## Short problem
Select and copy out every line in the records containing "严于律己".

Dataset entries
....................

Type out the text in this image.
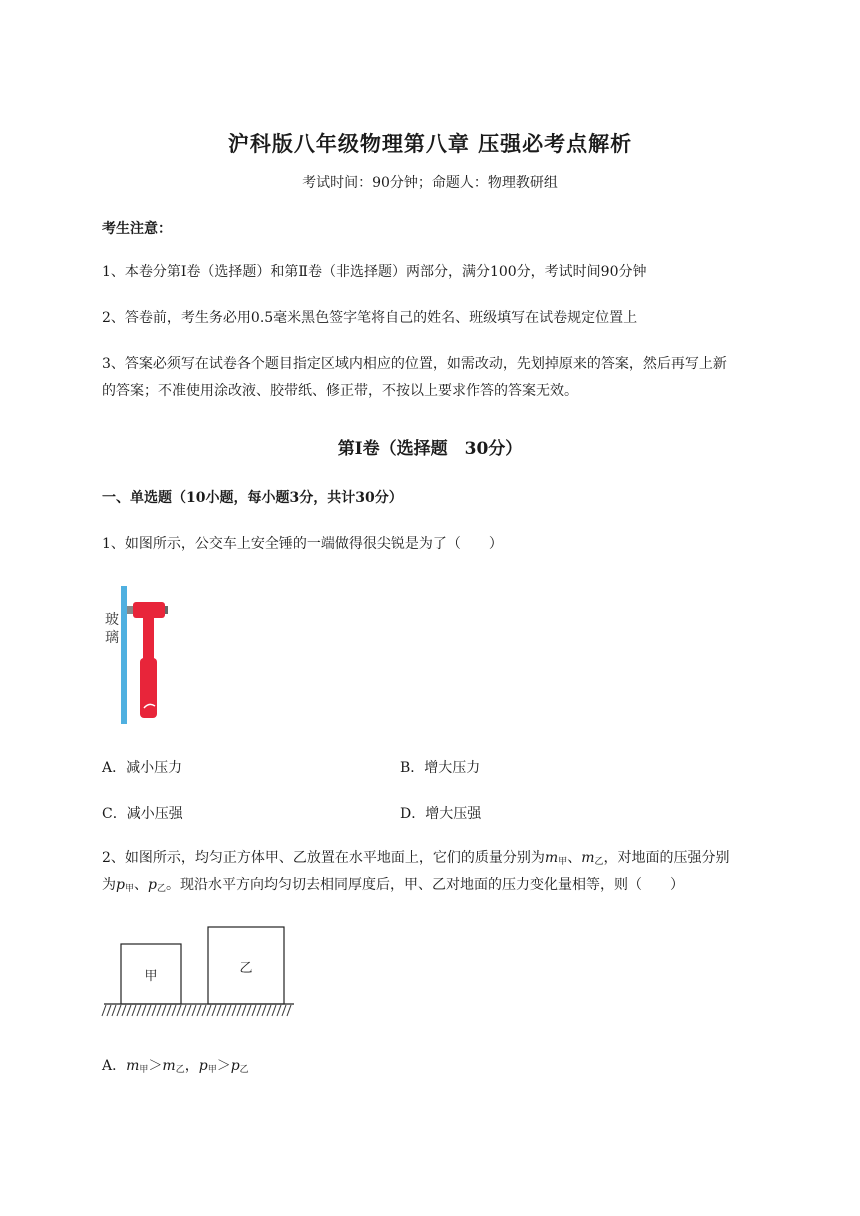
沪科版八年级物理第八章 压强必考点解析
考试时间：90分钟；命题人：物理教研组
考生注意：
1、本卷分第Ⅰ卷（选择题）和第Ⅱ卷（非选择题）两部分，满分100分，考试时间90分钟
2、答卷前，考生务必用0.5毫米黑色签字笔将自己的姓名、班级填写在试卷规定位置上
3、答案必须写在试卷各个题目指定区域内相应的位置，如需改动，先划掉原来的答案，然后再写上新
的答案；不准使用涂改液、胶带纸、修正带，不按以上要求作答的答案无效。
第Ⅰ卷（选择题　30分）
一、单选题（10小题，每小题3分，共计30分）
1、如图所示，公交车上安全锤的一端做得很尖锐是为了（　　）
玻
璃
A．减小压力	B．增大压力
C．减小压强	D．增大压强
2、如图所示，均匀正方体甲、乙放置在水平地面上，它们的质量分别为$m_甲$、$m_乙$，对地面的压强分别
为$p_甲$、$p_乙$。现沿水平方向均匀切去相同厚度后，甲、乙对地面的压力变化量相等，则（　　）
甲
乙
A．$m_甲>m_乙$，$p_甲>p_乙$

....................

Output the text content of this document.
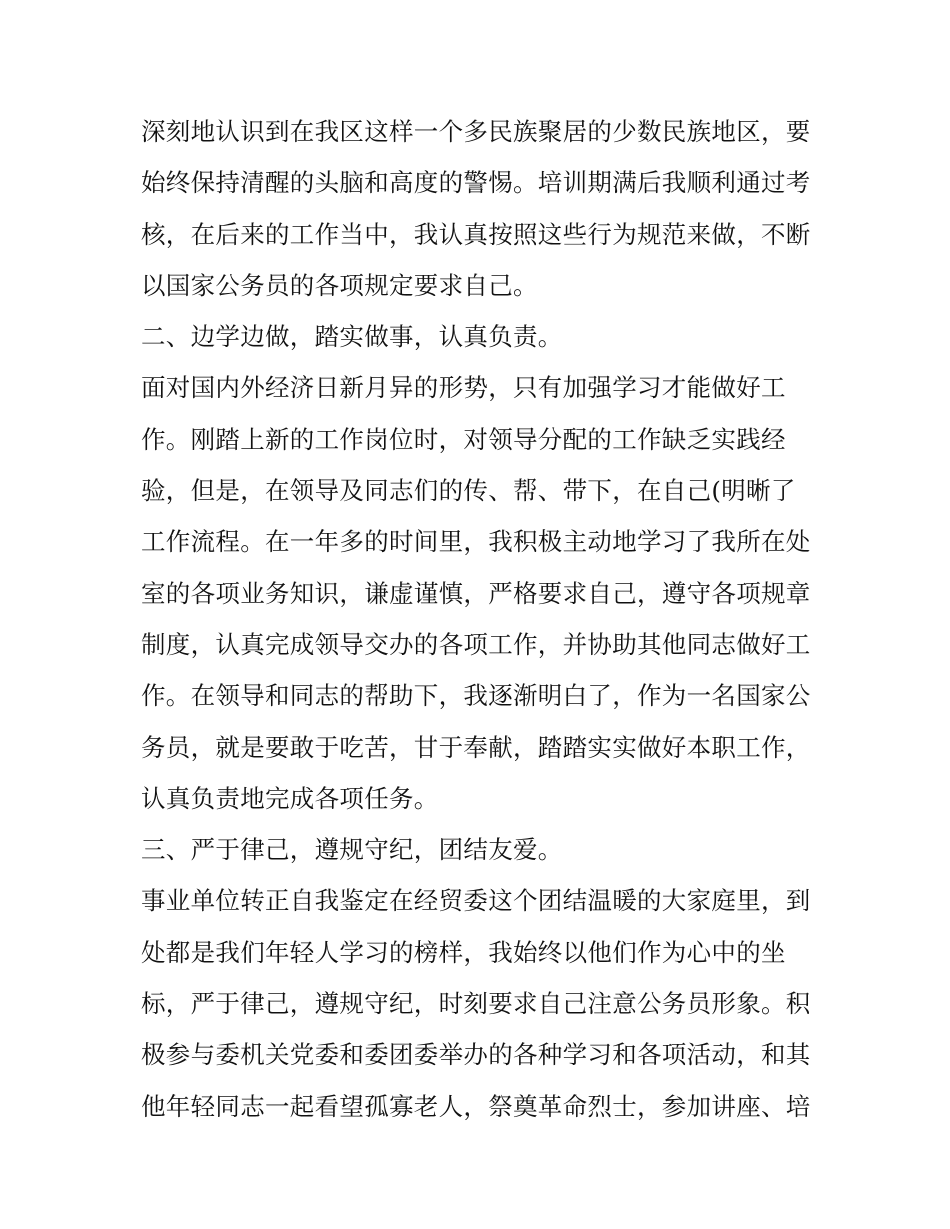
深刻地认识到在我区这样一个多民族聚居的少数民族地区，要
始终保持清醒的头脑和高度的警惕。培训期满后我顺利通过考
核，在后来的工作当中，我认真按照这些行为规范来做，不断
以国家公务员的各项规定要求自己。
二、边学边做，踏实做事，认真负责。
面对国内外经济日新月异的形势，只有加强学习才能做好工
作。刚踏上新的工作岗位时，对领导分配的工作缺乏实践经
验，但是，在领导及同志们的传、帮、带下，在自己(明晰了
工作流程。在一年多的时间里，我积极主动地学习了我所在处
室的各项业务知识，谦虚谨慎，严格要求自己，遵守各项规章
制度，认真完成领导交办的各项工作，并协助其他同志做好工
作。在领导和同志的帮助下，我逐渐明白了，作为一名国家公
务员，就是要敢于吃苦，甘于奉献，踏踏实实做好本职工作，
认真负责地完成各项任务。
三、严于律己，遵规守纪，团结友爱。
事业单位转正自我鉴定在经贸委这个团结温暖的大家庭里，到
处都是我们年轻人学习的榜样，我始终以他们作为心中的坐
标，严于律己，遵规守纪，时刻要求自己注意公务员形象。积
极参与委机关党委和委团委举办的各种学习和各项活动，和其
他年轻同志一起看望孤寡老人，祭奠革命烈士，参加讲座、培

....................

## Worked answer
三、严于律己，遵规守纪，团结友爱。
标，严于律己，遵规守纪，时刻要求自己注意公务员形象。积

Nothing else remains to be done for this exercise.